BRIEF :: Output every line below without omitting or altering anything.

RECORDS SHOWN ::
◆ ◆ ◆

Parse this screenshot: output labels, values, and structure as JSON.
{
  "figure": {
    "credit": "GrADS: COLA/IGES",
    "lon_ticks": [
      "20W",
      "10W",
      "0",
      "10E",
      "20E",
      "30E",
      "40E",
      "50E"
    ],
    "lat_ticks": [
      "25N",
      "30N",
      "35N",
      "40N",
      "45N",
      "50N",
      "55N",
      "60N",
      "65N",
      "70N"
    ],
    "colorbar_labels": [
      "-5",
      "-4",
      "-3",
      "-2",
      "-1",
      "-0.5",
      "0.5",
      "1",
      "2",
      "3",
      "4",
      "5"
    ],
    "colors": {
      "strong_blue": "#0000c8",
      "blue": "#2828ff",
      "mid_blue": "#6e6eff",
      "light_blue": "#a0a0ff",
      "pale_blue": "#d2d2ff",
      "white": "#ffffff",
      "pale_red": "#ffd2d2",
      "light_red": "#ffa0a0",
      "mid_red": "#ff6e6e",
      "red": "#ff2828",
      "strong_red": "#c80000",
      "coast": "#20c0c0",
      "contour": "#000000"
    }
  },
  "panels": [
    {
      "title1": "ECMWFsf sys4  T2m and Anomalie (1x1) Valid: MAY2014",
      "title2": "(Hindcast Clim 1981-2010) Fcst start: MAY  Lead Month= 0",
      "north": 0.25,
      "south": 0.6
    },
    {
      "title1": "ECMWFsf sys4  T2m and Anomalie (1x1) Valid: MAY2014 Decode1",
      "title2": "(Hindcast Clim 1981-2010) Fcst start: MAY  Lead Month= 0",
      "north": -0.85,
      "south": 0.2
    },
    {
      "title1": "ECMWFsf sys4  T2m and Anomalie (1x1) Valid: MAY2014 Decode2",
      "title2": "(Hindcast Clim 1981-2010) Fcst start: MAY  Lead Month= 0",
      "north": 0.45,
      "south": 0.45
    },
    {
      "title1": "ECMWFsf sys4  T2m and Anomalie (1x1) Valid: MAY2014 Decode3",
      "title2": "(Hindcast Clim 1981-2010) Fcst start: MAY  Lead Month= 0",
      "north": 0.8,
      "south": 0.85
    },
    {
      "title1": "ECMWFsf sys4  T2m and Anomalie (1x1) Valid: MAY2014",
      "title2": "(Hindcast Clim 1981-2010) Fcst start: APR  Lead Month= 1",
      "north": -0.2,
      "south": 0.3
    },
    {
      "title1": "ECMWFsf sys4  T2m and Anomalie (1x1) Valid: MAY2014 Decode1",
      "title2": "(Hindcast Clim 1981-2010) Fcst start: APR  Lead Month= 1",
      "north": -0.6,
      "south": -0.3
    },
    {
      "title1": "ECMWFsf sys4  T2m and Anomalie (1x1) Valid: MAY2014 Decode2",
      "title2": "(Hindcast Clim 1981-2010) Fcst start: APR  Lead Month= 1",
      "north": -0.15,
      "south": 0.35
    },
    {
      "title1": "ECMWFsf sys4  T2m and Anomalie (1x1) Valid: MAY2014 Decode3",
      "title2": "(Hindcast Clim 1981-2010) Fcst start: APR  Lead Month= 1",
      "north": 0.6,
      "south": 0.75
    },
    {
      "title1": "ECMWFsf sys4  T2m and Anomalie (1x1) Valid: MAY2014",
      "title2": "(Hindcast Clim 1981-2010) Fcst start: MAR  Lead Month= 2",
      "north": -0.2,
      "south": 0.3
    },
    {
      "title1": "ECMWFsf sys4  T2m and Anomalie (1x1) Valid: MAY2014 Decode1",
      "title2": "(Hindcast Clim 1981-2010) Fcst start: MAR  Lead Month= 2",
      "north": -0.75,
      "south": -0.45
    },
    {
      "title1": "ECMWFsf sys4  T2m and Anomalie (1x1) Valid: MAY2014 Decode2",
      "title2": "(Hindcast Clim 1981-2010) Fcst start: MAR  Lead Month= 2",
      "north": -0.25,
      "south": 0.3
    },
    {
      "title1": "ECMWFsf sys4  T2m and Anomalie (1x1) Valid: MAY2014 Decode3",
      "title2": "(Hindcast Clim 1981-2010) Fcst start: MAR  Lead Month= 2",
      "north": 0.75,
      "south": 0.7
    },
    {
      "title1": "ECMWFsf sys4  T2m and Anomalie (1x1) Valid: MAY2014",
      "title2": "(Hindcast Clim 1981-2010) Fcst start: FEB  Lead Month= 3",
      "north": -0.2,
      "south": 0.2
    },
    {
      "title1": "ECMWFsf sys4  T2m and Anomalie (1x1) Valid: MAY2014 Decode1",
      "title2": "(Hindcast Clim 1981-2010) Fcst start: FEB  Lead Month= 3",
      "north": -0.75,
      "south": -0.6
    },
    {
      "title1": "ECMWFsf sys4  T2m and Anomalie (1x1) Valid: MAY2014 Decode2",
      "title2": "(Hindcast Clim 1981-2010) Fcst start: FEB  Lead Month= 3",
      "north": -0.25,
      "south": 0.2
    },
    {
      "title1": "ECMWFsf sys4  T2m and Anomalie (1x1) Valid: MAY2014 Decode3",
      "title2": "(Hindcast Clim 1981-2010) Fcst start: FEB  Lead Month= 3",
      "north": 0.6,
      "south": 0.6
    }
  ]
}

◆ ◆ ◆

COMPLETE OUTPUT ::
Parse this screenshot: output labels, values, and structure as JSON.
{
  "figure": {
    "credit": "GrADS: COLA/IGES",
    "lon_ticks": [
      "20W",
      "10W",
      "0",
      "10E",
      "20E",
      "30E",
      "40E",
      "50E"
    ],
    "lat_ticks": [
      "25N",
      "30N",
      "35N",
      "40N",
      "45N",
      "50N",
      "55N",
      "60N",
      "65N",
      "70N"
    ],
    "colorbar_labels": [
      "-5",
      "-4",
      "-3",
      "-2",
      "-1",
      "-0.5",
      "0.5",
      "1",
      "2",
      "3",
      "4",
      "5"
    ],
    "colors": {
      "strong_blue": "#0000c8",
      "blue": "#2828ff",
      "mid_blue": "#6e6eff",
      "light_blue": "#a0a0ff",
      "pale_blue": "#d2d2ff",
      "white": "#ffffff",
      "pale_red": "#ffd2d2",
      "light_red": "#ffa0a0",
      "mid_red": "#ff6e6e",
      "red": "#ff2828",
      "strong_red": "#c80000",
      "coast": "#20c0c0",
      "contour": "#000000"
    }
  },
  "panels": [
    {
      "title1": "ECMWFsf sys4  T2m and Anomalie (1x1) Valid: MAY2014",
      "title2": "(Hindcast Clim 1981-2010) Fcst start: MAY  Lead Month= 0",
      "north": 0.25,
      "south": 0.6
    },
    {
      "title1": "ECMWFsf sys4  T2m and Anomalie (1x1) Valid: MAY2014 Decode1",
      "title2": "(Hindcast Clim 1981-2010) Fcst start: MAY  Lead Month= 0",
      "north": -0.85,
      "south": 0.2
    },
    {
      "title1": "ECMWFsf sys4  T2m and Anomalie (1x1) Valid: MAY2014 Decode2",
      "title2": "(Hindcast Clim 1981-2010) Fcst start: MAY  Lead Month= 0",
      "north": 0.45,
      "south": 0.45
    },
    {
      "title1": "ECMWFsf sys4  T2m and Anomalie (1x1) Valid: MAY2014 Decode3",
      "title2": "(Hindcast Clim 1981-2010) Fcst start: MAY  Lead Month= 0",
      "north": 0.8,
      "south": 0.85
    },
    {
      "title1": "ECMWFsf sys4  T2m and Anomalie (1x1) Valid: MAY2014",
      "title2": "(Hindcast Clim 1981-2010) Fcst start: APR  Lead Month= 1",
      "north": -0.2,
      "south": 0.3
    },
    {
      "title1": "ECMWFsf sys4  T2m and Anomalie (1x1) Valid: MAY2014 Decode1",
      "title2": "(Hindcast Clim 1981-2010) Fcst start: APR  Lead Month= 1",
      "north": -0.6,
      "south": -0.3
    },
    {
      "title1": "ECMWFsf sys4  T2m and Anomalie (1x1) Valid: MAY2014 Decode2",
      "title2": "(Hindcast Clim 1981-2010) Fcst start: APR  Lead Month= 1",
      "north": -0.15,
      "south": 0.35
    },
    {
      "title1": "ECMWFsf sys4  T2m and Anomalie (1x1) Valid: MAY2014 Decode3",
      "title2": "(Hindcast Clim 1981-2010) Fcst start: APR  Lead Month= 1",
      "north": 0.6,
      "south": 0.75
    },
    {
      "title1": "ECMWFsf sys4  T2m and Anomalie (1x1) Valid: MAY2014",
      "title2": "(Hindcast Clim 1981-2010) Fcst start: MAR  Lead Month= 2",
      "north": -0.2,
      "south": 0.3
    },
    {
      "title1": "ECMWFsf sys4  T2m and Anomalie (1x1) Valid: MAY2014 Decode1",
      "title2": "(Hindcast Clim 1981-2010) Fcst start: MAR  Lead Month= 2",
      "north": -0.75,
      "south": -0.45
    },
    {
      "title1": "ECMWFsf sys4  T2m and Anomalie (1x1) Valid: MAY2014 Decode2",
      "title2": "(Hindcast Clim 1981-2010) Fcst start: MAR  Lead Month= 2",
      "north": -0.25,
      "south": 0.3
    },
    {
      "title1": "ECMWFsf sys4  T2m and Anomalie (1x1) Valid: MAY2014 Decode3",
      "title2": "(Hindcast Clim 1981-2010) Fcst start: MAR  Lead Month= 2",
      "north": 0.75,
      "south": 0.7
    },
    {
      "title1": "ECMWFsf sys4  T2m and Anomalie (1x1) Valid: MAY2014",
      "title2": "(Hindcast Clim 1981-2010) Fcst start: FEB  Lead Month= 3",
      "north": -0.2,
      "south": 0.2
    },
    {
      "title1": "ECMWFsf sys4  T2m and Anomalie (1x1) Valid: MAY2014 Decode1",
      "title2": "(Hindcast Clim 1981-2010) Fcst start: FEB  Lead Month= 3",
      "north": -0.75,
      "south": -0.6
    },
    {
      "title1": "ECMWFsf sys4  T2m and Anomalie (1x1) Valid: MAY2014 Decode2",
      "title2": "(Hindcast Clim 1981-2010) Fcst start: FEB  Lead Month= 3",
      "north": -0.25,
      "south": 0.2
    },
    {
      "title1": "ECMWFsf sys4  T2m and Anomalie (1x1) Valid: MAY2014 Decode3",
      "title2": "(Hindcast Clim 1981-2010) Fcst start: FEB  Lead Month= 3",
      "north": 0.6,
      "south": 0.6
    }
  ]
}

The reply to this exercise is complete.